§ Provided material:
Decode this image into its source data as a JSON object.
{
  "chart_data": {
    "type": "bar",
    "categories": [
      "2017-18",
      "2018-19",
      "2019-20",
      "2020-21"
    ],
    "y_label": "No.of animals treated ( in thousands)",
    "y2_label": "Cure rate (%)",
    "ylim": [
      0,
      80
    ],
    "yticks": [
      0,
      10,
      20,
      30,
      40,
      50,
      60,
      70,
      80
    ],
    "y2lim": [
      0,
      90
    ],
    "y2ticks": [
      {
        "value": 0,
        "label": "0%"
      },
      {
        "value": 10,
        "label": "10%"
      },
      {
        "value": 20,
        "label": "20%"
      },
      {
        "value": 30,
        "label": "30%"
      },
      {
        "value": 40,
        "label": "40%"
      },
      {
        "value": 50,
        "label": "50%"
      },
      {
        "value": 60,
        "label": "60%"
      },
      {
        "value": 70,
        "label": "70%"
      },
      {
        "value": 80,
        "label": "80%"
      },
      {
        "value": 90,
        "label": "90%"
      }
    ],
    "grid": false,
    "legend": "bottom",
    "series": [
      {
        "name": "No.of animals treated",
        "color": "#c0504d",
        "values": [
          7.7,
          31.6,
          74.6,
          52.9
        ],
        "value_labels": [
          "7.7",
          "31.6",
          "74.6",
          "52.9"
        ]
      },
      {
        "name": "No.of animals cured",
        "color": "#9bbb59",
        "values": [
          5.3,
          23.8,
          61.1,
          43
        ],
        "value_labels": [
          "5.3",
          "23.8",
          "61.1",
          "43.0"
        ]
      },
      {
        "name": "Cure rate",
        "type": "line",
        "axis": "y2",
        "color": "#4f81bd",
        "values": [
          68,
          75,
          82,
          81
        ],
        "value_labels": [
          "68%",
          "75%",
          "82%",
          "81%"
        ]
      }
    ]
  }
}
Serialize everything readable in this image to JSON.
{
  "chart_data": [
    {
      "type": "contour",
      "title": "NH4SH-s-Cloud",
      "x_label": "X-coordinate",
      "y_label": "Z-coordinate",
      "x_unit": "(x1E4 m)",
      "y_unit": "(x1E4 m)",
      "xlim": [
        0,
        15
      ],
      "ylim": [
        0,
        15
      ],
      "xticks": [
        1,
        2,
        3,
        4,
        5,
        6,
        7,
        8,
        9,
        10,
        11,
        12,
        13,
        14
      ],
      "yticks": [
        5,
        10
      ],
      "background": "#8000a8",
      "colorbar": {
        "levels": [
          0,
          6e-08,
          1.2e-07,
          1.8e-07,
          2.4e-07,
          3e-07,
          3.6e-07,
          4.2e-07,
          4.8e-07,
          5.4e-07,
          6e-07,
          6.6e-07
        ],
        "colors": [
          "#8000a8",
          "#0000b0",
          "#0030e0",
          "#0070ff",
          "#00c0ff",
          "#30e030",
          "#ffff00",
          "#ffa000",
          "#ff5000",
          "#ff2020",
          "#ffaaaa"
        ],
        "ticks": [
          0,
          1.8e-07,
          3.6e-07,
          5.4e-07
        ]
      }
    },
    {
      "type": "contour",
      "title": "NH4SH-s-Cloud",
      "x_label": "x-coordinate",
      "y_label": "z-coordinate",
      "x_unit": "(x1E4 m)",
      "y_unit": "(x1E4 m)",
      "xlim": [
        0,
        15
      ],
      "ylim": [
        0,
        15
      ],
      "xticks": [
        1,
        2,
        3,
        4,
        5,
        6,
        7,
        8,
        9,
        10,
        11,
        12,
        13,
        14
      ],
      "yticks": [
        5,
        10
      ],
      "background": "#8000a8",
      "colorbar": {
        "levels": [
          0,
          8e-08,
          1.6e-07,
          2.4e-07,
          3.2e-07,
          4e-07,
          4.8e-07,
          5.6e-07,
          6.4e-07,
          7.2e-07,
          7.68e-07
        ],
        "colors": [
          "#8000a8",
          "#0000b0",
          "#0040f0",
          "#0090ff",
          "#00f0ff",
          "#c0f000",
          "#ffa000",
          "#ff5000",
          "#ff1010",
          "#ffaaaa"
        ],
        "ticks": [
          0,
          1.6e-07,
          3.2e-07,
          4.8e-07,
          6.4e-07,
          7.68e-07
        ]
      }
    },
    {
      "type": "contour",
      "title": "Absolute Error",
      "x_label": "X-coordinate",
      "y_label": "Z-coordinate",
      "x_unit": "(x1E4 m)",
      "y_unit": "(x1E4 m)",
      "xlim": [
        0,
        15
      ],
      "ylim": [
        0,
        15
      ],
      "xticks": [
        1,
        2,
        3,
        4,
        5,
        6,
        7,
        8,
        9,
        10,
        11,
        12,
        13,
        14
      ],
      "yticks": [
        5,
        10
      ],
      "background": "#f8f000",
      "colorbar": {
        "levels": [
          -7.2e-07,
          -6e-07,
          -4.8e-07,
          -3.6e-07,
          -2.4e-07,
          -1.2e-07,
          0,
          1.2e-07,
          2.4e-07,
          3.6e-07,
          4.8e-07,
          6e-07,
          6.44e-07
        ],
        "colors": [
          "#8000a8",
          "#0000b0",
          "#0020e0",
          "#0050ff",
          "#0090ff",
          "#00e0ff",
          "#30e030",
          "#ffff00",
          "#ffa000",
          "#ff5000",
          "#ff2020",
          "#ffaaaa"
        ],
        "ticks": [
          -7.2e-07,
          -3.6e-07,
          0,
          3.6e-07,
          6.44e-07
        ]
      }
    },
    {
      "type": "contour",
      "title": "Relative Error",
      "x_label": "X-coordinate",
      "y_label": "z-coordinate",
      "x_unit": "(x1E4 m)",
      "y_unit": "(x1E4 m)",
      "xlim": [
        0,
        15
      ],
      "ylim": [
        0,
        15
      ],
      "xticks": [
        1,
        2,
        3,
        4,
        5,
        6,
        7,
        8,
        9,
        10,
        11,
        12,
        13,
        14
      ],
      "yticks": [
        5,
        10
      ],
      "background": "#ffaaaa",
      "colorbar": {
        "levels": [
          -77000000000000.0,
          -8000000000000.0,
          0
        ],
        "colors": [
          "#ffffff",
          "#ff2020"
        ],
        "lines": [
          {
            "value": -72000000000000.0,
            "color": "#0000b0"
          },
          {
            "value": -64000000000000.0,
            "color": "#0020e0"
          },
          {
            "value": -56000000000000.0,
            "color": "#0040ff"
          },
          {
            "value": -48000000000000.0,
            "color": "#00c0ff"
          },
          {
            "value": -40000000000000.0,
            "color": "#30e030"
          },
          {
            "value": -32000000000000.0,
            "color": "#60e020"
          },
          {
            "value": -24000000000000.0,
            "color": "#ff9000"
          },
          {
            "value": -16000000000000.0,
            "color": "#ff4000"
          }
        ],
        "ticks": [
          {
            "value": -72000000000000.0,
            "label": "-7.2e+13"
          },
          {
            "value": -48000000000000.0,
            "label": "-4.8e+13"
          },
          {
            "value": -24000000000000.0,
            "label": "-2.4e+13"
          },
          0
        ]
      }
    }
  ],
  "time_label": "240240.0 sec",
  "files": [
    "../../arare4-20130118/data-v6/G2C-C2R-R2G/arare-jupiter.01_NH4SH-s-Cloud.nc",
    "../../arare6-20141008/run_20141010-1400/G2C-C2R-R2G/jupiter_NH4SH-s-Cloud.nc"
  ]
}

§ Instruction:
Retype all the records, matching them exactly.

§ Final result:
Decode this image into its source data as a JSON object.
{
  "chart_data": {
    "type": "bar",
    "categories": [
      "2017-18",
      "2018-19",
      "2019-20",
      "2020-21"
    ],
    "y_label": "No.of animals treated ( in thousands)",
    "y2_label": "Cure rate (%)",
    "ylim": [
      0,
      80
    ],
    "yticks": [
      0,
      10,
      20,
      30,
      40,
      50,
      60,
      70,
      80
    ],
    "y2lim": [
      0,
      90
    ],
    "y2ticks": [
      {
        "value": 0,
        "label": "0%"
      },
      {
        "value": 10,
        "label": "10%"
      },
      {
        "value": 20,
        "label": "20%"
      },
      {
        "value": 30,
        "label": "30%"
      },
      {
        "value": 40,
        "label": "40%"
      },
      {
        "value": 50,
        "label": "50%"
      },
      {
        "value": 60,
        "label": "60%"
      },
      {
        "value": 70,
        "label": "70%"
      },
      {
        "value": 80,
        "label": "80%"
      },
      {
        "value": 90,
        "label": "90%"
      }
    ],
    "grid": false,
    "legend": "bottom",
    "series": [
      {
        "name": "No.of animals treated",
        "color": "#c0504d",
        "values": [
          7.7,
          31.6,
          74.6,
          52.9
        ],
        "value_labels": [
          "7.7",
          "31.6",
          "74.6",
          "52.9"
        ]
      },
      {
        "name": "No.of animals cured",
        "color": "#9bbb59",
        "values": [
          5.3,
          23.8,
          61.1,
          43
        ],
        "value_labels": [
          "5.3",
          "23.8",
          "61.1",
          "43.0"
        ]
      },
      {
        "name": "Cure rate",
        "type": "line",
        "axis": "y2",
        "color": "#4f81bd",
        "values": [
          68,
          75,
          82,
          81
        ],
        "value_labels": [
          "68%",
          "75%",
          "82%",
          "81%"
        ]
      }
    ]
  }
}
Serialize everything readable in this image to JSON.
{
  "chart_data": [
    {
      "type": "contour",
      "title": "NH4SH-s-Cloud",
      "x_label": "X-coordinate",
      "y_label": "Z-coordinate",
      "x_unit": "(x1E4 m)",
      "y_unit": "(x1E4 m)",
      "xlim": [
        0,
        15
      ],
      "ylim": [
        0,
        15
      ],
      "xticks": [
        1,
        2,
        3,
        4,
        5,
        6,
        7,
        8,
        9,
        10,
        11,
        12,
        13,
        14
      ],
      "yticks": [
        5,
        10
      ],
      "background": "#8000a8",
      "colorbar": {
        "levels": [
          0,
          6e-08,
          1.2e-07,
          1.8e-07,
          2.4e-07,
          3e-07,
          3.6e-07,
          4.2e-07,
          4.8e-07,
          5.4e-07,
          6e-07,
          6.6e-07
        ],
        "colors": [
          "#8000a8",
          "#0000b0",
          "#0030e0",
          "#0070ff",
          "#00c0ff",
          "#30e030",
          "#ffff00",
          "#ffa000",
          "#ff5000",
          "#ff2020",
          "#ffaaaa"
        ],
        "ticks": [
          0,
          1.8e-07,
          3.6e-07,
          5.4e-07
        ]
      }
    },
    {
      "type": "contour",
      "title": "NH4SH-s-Cloud",
      "x_label": "x-coordinate",
      "y_label": "z-coordinate",
      "x_unit": "(x1E4 m)",
      "y_unit": "(x1E4 m)",
      "xlim": [
        0,
        15
      ],
      "ylim": [
        0,
        15
      ],
      "xticks": [
        1,
        2,
        3,
        4,
        5,
        6,
        7,
        8,
        9,
        10,
        11,
        12,
        13,
        14
      ],
      "yticks": [
        5,
        10
      ],
      "background": "#8000a8",
      "colorbar": {
        "levels": [
          0,
          8e-08,
          1.6e-07,
          2.4e-07,
          3.2e-07,
          4e-07,
          4.8e-07,
          5.6e-07,
          6.4e-07,
          7.2e-07,
          7.68e-07
        ],
        "colors": [
          "#8000a8",
          "#0000b0",
          "#0040f0",
          "#0090ff",
          "#00f0ff",
          "#c0f000",
          "#ffa000",
          "#ff5000",
          "#ff1010",
          "#ffaaaa"
        ],
        "ticks": [
          0,
          1.6e-07,
          3.2e-07,
          4.8e-07,
          6.4e-07,
          7.68e-07
        ]
      }
    },
    {
      "type": "contour",
      "title": "Absolute Error",
      "x_label": "X-coordinate",
      "y_label": "Z-coordinate",
      "x_unit": "(x1E4 m)",
      "y_unit": "(x1E4 m)",
      "xlim": [
        0,
        15
      ],
      "ylim": [
        0,
        15
      ],
      "xticks": [
        1,
        2,
        3,
        4,
        5,
        6,
        7,
        8,
        9,
        10,
        11,
        12,
        13,
        14
      ],
      "yticks": [
        5,
        10
      ],
      "background": "#f8f000",
      "colorbar": {
        "levels": [
          -7.2e-07,
          -6e-07,
          -4.8e-07,
          -3.6e-07,
          -2.4e-07,
          -1.2e-07,
          0,
          1.2e-07,
          2.4e-07,
          3.6e-07,
          4.8e-07,
          6e-07,
          6.44e-07
        ],
        "colors": [
          "#8000a8",
          "#0000b0",
          "#0020e0",
          "#0050ff",
          "#0090ff",
          "#00e0ff",
          "#30e030",
          "#ffff00",
          "#ffa000",
          "#ff5000",
          "#ff2020",
          "#ffaaaa"
        ],
        "ticks": [
          -7.2e-07,
          -3.6e-07,
          0,
          3.6e-07,
          6.44e-07
        ]
      }
    },
    {
      "type": "contour",
      "title": "Relative Error",
      "x_label": "X-coordinate",
      "y_label": "z-coordinate",
      "x_unit": "(x1E4 m)",
      "y_unit": "(x1E4 m)",
      "xlim": [
        0,
        15
      ],
      "ylim": [
        0,
        15
      ],
      "xticks": [
        1,
        2,
        3,
        4,
        5,
        6,
        7,
        8,
        9,
        10,
        11,
        12,
        13,
        14
      ],
      "yticks": [
        5,
        10
      ],
      "background": "#ffaaaa",
      "colorbar": {
        "levels": [
          -77000000000000.0,
          -8000000000000.0,
          0
        ],
        "colors": [
          "#ffffff",
          "#ff2020"
        ],
        "lines": [
          {
            "value": -72000000000000.0,
            "color": "#0000b0"
          },
          {
            "value": -64000000000000.0,
            "color": "#0020e0"
          },
          {
            "value": -56000000000000.0,
            "color": "#0040ff"
          },
          {
            "value": -48000000000000.0,
            "color": "#00c0ff"
          },
          {
            "value": -40000000000000.0,
            "color": "#30e030"
          },
          {
            "value": -32000000000000.0,
            "color": "#60e020"
          },
          {
            "value": -24000000000000.0,
            "color": "#ff9000"
          },
          {
            "value": -16000000000000.0,
            "color": "#ff4000"
          }
        ],
        "ticks": [
          {
            "value": -72000000000000.0,
            "label": "-7.2e+13"
          },
          {
            "value": -48000000000000.0,
            "label": "-4.8e+13"
          },
          {
            "value": -24000000000000.0,
            "label": "-2.4e+13"
          },
          0
        ]
      }
    }
  ],
  "time_label": "240240.0 sec",
  "files": [
    "../../arare4-20130118/data-v6/G2C-C2R-R2G/arare-jupiter.01_NH4SH-s-Cloud.nc",
    "../../arare6-20141008/run_20141010-1400/G2C-C2R-R2G/jupiter_NH4SH-s-Cloud.nc"
  ]
}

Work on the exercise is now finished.